GIVEN EXERCISE = Transcribe the entries below exactly; leave every image out.

DATASET EXTRACT =
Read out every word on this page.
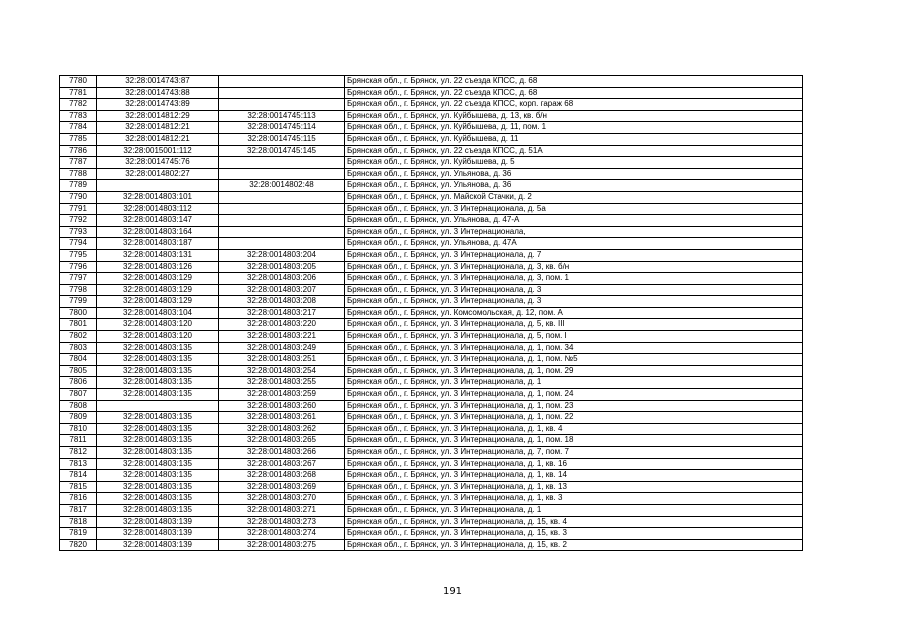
7780	32:28:0014743:87		Брянская обл., г. Брянск, ул. 22 съезда КПСС, д. 68
7781	32:28:0014743:88		Брянская обл., г. Брянск, ул. 22 съезда КПСС, д. 68
7782	32:28:0014743:89		Брянская обл., г. Брянск, ул. 22 съезда КПСС, корп. гараж 68
7783	32:28:0014812:29	32:28:0014745:113	Брянская обл., г. Брянск, ул. Куйбышева, д. 13, кв. б/н
7784	32:28:0014812:21	32:28:0014745:114	Брянская обл., г. Брянск, ул. Куйбышева, д. 11, пом. 1
7785	32:28:0014812:21	32:28:0014745:115	Брянская обл., г. Брянск, ул. Куйбышева, д. 11
7786	32:28:0015001:112	32:28:0014745:145	Брянская обл., г. Брянск, ул. 22 съезда КПСС, д. 51А
7787	32:28:0014745:76		Брянская обл., г. Брянск, ул. Куйбышева, д. 5
7788	32:28:0014802:27		Брянская обл., г. Брянск, ул. Ульянова, д. 36
7789		32:28:0014802:48	Брянская обл., г. Брянск, ул. Ульянова, д. 36
7790	32:28:0014803:101		Брянская обл., г. Брянск, ул. Майской Стачки, д. 2
7791	32:28:0014803:112		Брянская обл., г. Брянск, ул. 3 Интернационала, д. 5а
7792	32:28:0014803:147		Брянская обл., г. Брянск, ул. Ульянова, д. 47-А
7793	32:28:0014803:164		Брянская обл., г. Брянск, ул. 3 Интернационала,
7794	32:28:0014803:187		Брянская обл., г. Брянск, ул. Ульянова, д. 47А
7795	32:28:0014803:131	32:28:0014803:204	Брянская обл., г. Брянск, ул. 3 Интернационала, д. 7
7796	32:28:0014803:126	32:28:0014803:205	Брянская обл., г. Брянск, ул. 3 Интернационала, д. 3, кв. б/н
7797	32:28:0014803:129	32:28:0014803:206	Брянская обл., г. Брянск, ул. 3 Интернационала, д. 3, пом. 1
7798	32:28:0014803:129	32:28:0014803:207	Брянская обл., г. Брянск, ул. 3 Интернационала, д. 3
7799	32:28:0014803:129	32:28:0014803:208	Брянская обл., г. Брянск, ул. 3 Интернационала, д. 3
7800	32:28:0014803:104	32:28:0014803:217	Брянская обл., г. Брянск, ул. Комсомольская, д. 12, пом. А
7801	32:28:0014803:120	32:28:0014803:220	Брянская обл., г. Брянск, ул. 3 Интернационала, д. 5, кв. III
7802	32:28:0014803:120	32:28:0014803:221	Брянская обл., г. Брянск, ул. 3 Интернационала, д. 5, пом. I
7803	32:28:0014803:135	32:28:0014803:249	Брянская обл., г. Брянск, ул. 3 Интернационала, д. 1, пом. 34
7804	32:28:0014803:135	32:28:0014803:251	Брянская обл., г. Брянск, ул. 3 Интернационала, д. 1, пом. №5
7805	32:28:0014803:135	32:28:0014803:254	Брянская обл., г. Брянск, ул. 3 Интернационала, д. 1, пом. 29
7806	32:28:0014803:135	32:28:0014803:255	Брянская обл., г. Брянск, ул. 3 Интернационала, д. 1
7807	32:28:0014803:135	32:28:0014803:259	Брянская обл., г. Брянск, ул. 3 Интернационала, д. 1, пом. 24
7808		32:28:0014803:260	Брянская обл., г. Брянск, ул. 3 Интернационала, д. 1, пом. 23
7809	32:28:0014803:135	32:28:0014803:261	Брянская обл., г. Брянск, ул. 3 Интернационала, д. 1, пом. 22
7810	32:28:0014803:135	32:28:0014803:262	Брянская обл., г. Брянск, ул. 3 Интернационала, д. 1, кв. 4
7811	32:28:0014803:135	32:28:0014803:265	Брянская обл., г. Брянск, ул. 3 Интернационала, д. 1, пом. 18
7812	32:28:0014803:135	32:28:0014803:266	Брянская обл., г. Брянск, ул. 3 Интернационала, д. 7, пом. 7
7813	32:28:0014803:135	32:28:0014803:267	Брянская обл., г. Брянск, ул. 3 Интернационала, д. 1, кв. 16
7814	32:28:0014803:135	32:28:0014803:268	Брянская обл., г. Брянск, ул. 3 Интернационала, д. 1, кв. 14
7815	32:28:0014803:135	32:28:0014803:269	Брянская обл., г. Брянск, ул. 3 Интернационала, д. 1, кв. 13
7816	32:28:0014803:135	32:28:0014803:270	Брянская обл., г. Брянск, ул. 3 Интернационала, д. 1, кв. 3
7817	32:28:0014803:135	32:28:0014803:271	Брянская обл., г. Брянск, ул. 3 Интернационала, д. 1
7818	32:28:0014803:139	32:28:0014803:273	Брянская обл., г. Брянск, ул. 3 Интернационала, д. 15, кв. 4
7819	32:28:0014803:139	32:28:0014803:274	Брянская обл., г. Брянск, ул. 3 Интернационала, д. 15, кв. 3
7820	32:28:0014803:139	32:28:0014803:275	Брянская обл., г. Брянск, ул. 3 Интернационала, д. 15, кв. 2
191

COMPLETE OUTPUT =
Read out every word on this page.
7780	32:28:0014743:87		Брянская обл., г. Брянск, ул. 22 съезда КПСС, д. 68
7781	32:28:0014743:88		Брянская обл., г. Брянск, ул. 22 съезда КПСС, д. 68
7782	32:28:0014743:89		Брянская обл., г. Брянск, ул. 22 съезда КПСС, корп. гараж 68
7783	32:28:0014812:29	32:28:0014745:113	Брянская обл., г. Брянск, ул. Куйбышева, д. 13, кв. б/н
7784	32:28:0014812:21	32:28:0014745:114	Брянская обл., г. Брянск, ул. Куйбышева, д. 11, пом. 1
7785	32:28:0014812:21	32:28:0014745:115	Брянская обл., г. Брянск, ул. Куйбышева, д. 11
7786	32:28:0015001:112	32:28:0014745:145	Брянская обл., г. Брянск, ул. 22 съезда КПСС, д. 51А
7787	32:28:0014745:76		Брянская обл., г. Брянск, ул. Куйбышева, д. 5
7788	32:28:0014802:27		Брянская обл., г. Брянск, ул. Ульянова, д. 36
7789		32:28:0014802:48	Брянская обл., г. Брянск, ул. Ульянова, д. 36
7790	32:28:0014803:101		Брянская обл., г. Брянск, ул. Майской Стачки, д. 2
7791	32:28:0014803:112		Брянская обл., г. Брянск, ул. 3 Интернационала, д. 5а
7792	32:28:0014803:147		Брянская обл., г. Брянск, ул. Ульянова, д. 47-А
7793	32:28:0014803:164		Брянская обл., г. Брянск, ул. 3 Интернационала,
7794	32:28:0014803:187		Брянская обл., г. Брянск, ул. Ульянова, д. 47А
7795	32:28:0014803:131	32:28:0014803:204	Брянская обл., г. Брянск, ул. 3 Интернационала, д. 7
7796	32:28:0014803:126	32:28:0014803:205	Брянская обл., г. Брянск, ул. 3 Интернационала, д. 3, кв. б/н
7797	32:28:0014803:129	32:28:0014803:206	Брянская обл., г. Брянск, ул. 3 Интернационала, д. 3, пом. 1
7798	32:28:0014803:129	32:28:0014803:207	Брянская обл., г. Брянск, ул. 3 Интернационала, д. 3
7799	32:28:0014803:129	32:28:0014803:208	Брянская обл., г. Брянск, ул. 3 Интернационала, д. 3
7800	32:28:0014803:104	32:28:0014803:217	Брянская обл., г. Брянск, ул. Комсомольская, д. 12, пом. А
7801	32:28:0014803:120	32:28:0014803:220	Брянская обл., г. Брянск, ул. 3 Интернационала, д. 5, кв. III
7802	32:28:0014803:120	32:28:0014803:221	Брянская обл., г. Брянск, ул. 3 Интернационала, д. 5, пом. I
7803	32:28:0014803:135	32:28:0014803:249	Брянская обл., г. Брянск, ул. 3 Интернационала, д. 1, пом. 34
7804	32:28:0014803:135	32:28:0014803:251	Брянская обл., г. Брянск, ул. 3 Интернационала, д. 1, пом. №5
7805	32:28:0014803:135	32:28:0014803:254	Брянская обл., г. Брянск, ул. 3 Интернационала, д. 1, пом. 29
7806	32:28:0014803:135	32:28:0014803:255	Брянская обл., г. Брянск, ул. 3 Интернационала, д. 1
7807	32:28:0014803:135	32:28:0014803:259	Брянская обл., г. Брянск, ул. 3 Интернационала, д. 1, пом. 24
7808		32:28:0014803:260	Брянская обл., г. Брянск, ул. 3 Интернационала, д. 1, пом. 23
7809	32:28:0014803:135	32:28:0014803:261	Брянская обл., г. Брянск, ул. 3 Интернационала, д. 1, пом. 22
7810	32:28:0014803:135	32:28:0014803:262	Брянская обл., г. Брянск, ул. 3 Интернационала, д. 1, кв. 4
7811	32:28:0014803:135	32:28:0014803:265	Брянская обл., г. Брянск, ул. 3 Интернационала, д. 1, пом. 18
7812	32:28:0014803:135	32:28:0014803:266	Брянская обл., г. Брянск, ул. 3 Интернационала, д. 7, пом. 7
7813	32:28:0014803:135	32:28:0014803:267	Брянская обл., г. Брянск, ул. 3 Интернационала, д. 1, кв. 16
7814	32:28:0014803:135	32:28:0014803:268	Брянская обл., г. Брянск, ул. 3 Интернационала, д. 1, кв. 14
7815	32:28:0014803:135	32:28:0014803:269	Брянская обл., г. Брянск, ул. 3 Интернационала, д. 1, кв. 13
7816	32:28:0014803:135	32:28:0014803:270	Брянская обл., г. Брянск, ул. 3 Интернационала, д. 1, кв. 3
7817	32:28:0014803:135	32:28:0014803:271	Брянская обл., г. Брянск, ул. 3 Интернационала, д. 1
7818	32:28:0014803:139	32:28:0014803:273	Брянская обл., г. Брянск, ул. 3 Интернационала, д. 15, кв. 4
7819	32:28:0014803:139	32:28:0014803:274	Брянская обл., г. Брянск, ул. 3 Интернационала, д. 15, кв. 3
7820	32:28:0014803:139	32:28:0014803:275	Брянская обл., г. Брянск, ул. 3 Интернационала, д. 15, кв. 2
191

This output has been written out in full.